### [Required work]
Copy out all the lines in the records that include the word "Раздел".

### [Records supplied]
——————
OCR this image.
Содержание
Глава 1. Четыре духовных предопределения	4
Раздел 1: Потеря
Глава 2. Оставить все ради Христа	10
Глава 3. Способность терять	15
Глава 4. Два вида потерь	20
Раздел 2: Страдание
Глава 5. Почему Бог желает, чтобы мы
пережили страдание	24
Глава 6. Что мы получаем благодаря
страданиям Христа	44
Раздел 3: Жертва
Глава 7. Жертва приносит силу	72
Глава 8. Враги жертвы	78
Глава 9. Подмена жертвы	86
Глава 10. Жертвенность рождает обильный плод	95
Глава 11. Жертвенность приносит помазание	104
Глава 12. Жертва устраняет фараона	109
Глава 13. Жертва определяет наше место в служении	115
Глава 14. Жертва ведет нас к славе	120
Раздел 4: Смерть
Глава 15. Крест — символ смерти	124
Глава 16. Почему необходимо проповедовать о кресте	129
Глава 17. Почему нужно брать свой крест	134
——————
### [Full answer]
Раздел 1: Потеря
Раздел 2: Страдание
Раздел 3: Жертва
Раздел 4: Смерть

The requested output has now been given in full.